Stated problem
Check each line below for the word "hogy", and copy those that have it.

(Dataset records)
□ □ □ □ □ □ □

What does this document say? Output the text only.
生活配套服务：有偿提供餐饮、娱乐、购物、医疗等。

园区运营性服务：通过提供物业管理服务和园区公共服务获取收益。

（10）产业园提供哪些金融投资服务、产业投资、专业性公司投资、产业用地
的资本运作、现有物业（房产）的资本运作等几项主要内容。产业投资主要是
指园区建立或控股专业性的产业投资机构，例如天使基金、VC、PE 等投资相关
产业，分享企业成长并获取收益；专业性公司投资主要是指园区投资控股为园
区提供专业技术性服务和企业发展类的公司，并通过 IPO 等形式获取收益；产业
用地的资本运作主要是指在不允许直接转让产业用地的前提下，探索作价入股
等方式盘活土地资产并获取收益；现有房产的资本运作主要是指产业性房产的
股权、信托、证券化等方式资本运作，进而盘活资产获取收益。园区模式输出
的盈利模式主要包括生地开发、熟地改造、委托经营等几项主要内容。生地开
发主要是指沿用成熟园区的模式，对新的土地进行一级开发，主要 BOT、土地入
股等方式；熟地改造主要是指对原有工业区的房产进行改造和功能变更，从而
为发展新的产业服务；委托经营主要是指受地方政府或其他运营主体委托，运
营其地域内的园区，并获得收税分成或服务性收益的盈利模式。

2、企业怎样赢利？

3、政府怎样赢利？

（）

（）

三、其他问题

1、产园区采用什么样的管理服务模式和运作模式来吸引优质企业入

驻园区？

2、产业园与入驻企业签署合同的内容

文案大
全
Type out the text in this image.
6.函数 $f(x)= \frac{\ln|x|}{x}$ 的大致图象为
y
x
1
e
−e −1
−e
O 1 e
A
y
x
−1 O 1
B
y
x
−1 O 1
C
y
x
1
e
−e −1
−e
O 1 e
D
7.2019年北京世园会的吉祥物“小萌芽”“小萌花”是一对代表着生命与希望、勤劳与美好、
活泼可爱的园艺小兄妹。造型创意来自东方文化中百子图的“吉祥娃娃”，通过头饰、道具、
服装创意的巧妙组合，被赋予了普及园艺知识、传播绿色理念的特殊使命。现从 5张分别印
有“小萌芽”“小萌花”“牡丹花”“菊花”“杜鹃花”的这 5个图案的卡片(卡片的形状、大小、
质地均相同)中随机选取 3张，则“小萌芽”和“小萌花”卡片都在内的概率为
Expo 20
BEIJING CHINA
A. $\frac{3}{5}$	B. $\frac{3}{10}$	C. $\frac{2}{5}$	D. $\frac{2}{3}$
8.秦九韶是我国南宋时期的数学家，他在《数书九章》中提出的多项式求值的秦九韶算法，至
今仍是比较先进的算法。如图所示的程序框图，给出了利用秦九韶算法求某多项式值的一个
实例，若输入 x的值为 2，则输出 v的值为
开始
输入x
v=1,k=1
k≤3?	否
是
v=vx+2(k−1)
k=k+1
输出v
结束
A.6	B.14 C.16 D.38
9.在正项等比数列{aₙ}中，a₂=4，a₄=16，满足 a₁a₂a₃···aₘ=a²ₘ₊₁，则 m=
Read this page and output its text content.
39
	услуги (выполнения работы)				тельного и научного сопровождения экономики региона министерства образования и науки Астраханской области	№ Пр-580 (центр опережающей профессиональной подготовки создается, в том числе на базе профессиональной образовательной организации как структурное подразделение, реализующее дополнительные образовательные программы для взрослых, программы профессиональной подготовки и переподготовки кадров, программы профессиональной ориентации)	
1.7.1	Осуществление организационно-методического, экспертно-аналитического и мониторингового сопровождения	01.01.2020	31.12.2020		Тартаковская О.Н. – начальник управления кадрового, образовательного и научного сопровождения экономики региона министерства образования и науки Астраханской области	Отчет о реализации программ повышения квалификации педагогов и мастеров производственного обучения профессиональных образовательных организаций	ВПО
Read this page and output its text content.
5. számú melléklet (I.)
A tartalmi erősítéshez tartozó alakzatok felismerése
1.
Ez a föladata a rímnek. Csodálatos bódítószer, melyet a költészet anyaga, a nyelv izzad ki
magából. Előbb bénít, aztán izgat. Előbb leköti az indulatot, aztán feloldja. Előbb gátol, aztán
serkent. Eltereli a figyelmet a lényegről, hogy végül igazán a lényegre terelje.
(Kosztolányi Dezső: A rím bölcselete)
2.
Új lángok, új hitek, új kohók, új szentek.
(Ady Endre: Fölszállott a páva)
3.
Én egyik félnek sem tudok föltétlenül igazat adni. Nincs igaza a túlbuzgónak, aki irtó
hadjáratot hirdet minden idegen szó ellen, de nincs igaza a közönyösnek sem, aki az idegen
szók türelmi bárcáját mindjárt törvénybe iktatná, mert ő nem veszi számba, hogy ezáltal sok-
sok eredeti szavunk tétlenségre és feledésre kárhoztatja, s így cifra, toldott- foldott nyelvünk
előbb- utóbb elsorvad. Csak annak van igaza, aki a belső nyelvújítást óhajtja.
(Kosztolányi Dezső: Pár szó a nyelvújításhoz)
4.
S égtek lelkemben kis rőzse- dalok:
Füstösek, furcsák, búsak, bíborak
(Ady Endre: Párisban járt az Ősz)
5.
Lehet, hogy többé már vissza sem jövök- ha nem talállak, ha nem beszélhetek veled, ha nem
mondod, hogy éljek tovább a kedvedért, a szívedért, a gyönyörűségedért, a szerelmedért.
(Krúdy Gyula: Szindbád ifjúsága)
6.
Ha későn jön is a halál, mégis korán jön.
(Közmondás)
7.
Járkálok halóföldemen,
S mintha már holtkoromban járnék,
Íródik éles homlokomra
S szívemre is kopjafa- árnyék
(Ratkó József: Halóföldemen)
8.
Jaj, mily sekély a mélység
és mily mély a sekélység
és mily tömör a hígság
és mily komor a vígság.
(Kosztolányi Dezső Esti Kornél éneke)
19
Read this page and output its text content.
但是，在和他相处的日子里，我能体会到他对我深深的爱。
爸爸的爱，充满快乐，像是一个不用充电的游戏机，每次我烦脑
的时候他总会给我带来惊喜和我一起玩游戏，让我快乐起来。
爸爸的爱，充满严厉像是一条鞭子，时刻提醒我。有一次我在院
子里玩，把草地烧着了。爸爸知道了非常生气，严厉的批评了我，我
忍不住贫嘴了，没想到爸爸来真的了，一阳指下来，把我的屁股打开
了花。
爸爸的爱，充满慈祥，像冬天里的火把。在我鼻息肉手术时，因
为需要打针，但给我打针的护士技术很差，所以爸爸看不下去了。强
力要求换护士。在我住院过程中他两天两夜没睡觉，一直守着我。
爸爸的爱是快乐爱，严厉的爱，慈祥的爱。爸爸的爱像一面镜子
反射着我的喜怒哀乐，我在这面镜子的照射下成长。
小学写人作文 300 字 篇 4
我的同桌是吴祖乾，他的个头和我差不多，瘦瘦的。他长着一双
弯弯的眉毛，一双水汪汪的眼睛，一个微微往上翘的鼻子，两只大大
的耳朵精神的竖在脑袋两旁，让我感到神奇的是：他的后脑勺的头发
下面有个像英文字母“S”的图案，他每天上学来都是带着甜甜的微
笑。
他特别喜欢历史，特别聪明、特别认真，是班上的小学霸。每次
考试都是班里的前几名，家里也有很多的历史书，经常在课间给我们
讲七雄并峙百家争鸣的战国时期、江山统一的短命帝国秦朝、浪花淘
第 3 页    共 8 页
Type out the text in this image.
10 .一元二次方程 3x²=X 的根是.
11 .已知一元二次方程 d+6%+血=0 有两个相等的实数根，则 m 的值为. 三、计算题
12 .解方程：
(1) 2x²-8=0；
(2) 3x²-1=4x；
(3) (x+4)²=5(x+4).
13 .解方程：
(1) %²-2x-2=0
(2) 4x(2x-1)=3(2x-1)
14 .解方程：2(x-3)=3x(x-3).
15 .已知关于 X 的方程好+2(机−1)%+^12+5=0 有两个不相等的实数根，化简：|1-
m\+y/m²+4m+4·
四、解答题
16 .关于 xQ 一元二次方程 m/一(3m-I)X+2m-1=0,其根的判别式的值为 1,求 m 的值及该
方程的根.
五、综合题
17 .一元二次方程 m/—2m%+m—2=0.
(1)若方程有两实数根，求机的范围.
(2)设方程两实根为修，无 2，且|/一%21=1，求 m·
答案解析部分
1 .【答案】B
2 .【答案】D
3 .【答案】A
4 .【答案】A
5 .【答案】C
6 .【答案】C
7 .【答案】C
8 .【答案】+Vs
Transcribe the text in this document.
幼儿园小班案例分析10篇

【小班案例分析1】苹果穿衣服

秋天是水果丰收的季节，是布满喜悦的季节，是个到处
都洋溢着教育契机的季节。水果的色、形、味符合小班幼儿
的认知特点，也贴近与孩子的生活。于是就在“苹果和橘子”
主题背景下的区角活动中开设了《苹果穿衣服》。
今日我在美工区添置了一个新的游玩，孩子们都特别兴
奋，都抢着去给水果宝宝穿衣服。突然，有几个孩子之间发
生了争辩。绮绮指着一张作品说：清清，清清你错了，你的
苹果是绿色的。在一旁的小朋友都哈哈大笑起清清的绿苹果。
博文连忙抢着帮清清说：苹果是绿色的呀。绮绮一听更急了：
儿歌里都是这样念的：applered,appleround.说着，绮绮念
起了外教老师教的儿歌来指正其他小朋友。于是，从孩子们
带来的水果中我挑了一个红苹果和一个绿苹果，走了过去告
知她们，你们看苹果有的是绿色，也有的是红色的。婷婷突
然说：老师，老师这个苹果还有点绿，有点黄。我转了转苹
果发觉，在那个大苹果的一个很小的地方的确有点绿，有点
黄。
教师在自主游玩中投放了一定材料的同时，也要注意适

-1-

□ □ □ □ □ □ □

Task solution
serkent. Eltereli a figyelmet a lényegről, hogy végül igazán a lényegre terelje.
szók türelmi bárcáját mindjárt törvénybe iktatná, mert ő nem veszi számba, hogy ezáltal sok-
Lehet, hogy többé már vissza sem jövök- ha nem talállak, ha nem beszélhetek veled, ha nem
mondod, hogy éljek tovább a kedvedért, a szívedért, a gyönyörűségedért, a szerelmedért.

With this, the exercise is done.